Part of a data file:
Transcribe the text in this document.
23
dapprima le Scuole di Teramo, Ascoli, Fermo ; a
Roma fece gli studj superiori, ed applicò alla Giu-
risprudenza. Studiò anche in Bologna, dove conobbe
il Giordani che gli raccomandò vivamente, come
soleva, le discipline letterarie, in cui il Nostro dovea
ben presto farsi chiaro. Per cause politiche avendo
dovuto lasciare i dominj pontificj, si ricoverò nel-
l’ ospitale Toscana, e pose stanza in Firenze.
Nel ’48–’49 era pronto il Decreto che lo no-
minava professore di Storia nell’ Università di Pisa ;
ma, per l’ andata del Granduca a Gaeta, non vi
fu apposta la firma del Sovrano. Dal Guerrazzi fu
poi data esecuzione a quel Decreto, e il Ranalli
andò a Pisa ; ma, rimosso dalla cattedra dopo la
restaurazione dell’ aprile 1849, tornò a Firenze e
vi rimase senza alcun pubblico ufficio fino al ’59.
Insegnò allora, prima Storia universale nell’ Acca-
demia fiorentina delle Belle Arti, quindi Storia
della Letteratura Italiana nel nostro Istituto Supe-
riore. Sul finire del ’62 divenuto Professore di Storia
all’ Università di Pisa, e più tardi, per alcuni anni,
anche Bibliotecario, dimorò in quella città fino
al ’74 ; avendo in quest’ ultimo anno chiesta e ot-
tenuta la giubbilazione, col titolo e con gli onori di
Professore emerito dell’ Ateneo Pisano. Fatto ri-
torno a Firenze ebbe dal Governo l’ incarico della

### Problem:
Nothing may be left out: return each entry exactly as it reads.

### Solution for this exercise:
Transcribe the text in this document.
23
dapprima le Scuole di Teramo, Ascoli, Fermo ; a
Roma fece gli studj superiori, ed applicò alla Giu-
risprudenza. Studiò anche in Bologna, dove conobbe
il Giordani che gli raccomandò vivamente, come
soleva, le discipline letterarie, in cui il Nostro dovea
ben presto farsi chiaro. Per cause politiche avendo
dovuto lasciare i dominj pontificj, si ricoverò nel-
l’ ospitale Toscana, e pose stanza in Firenze.
Nel ’48–’49 era pronto il Decreto che lo no-
minava professore di Storia nell’ Università di Pisa ;
ma, per l’ andata del Granduca a Gaeta, non vi
fu apposta la firma del Sovrano. Dal Guerrazzi fu
poi data esecuzione a quel Decreto, e il Ranalli
andò a Pisa ; ma, rimosso dalla cattedra dopo la
restaurazione dell’ aprile 1849, tornò a Firenze e
vi rimase senza alcun pubblico ufficio fino al ’59.
Insegnò allora, prima Storia universale nell’ Acca-
demia fiorentina delle Belle Arti, quindi Storia
della Letteratura Italiana nel nostro Istituto Supe-
riore. Sul finire del ’62 divenuto Professore di Storia
all’ Università di Pisa, e più tardi, per alcuni anni,
anche Bibliotecario, dimorò in quella città fino
al ’74 ; avendo in quest’ ultimo anno chiesta e ot-
tenuta la giubbilazione, col titolo e con gli onori di
Professore emerito dell’ Ateneo Pisano. Fatto ri-
torno a Firenze ebbe dal Governo l’ incarico della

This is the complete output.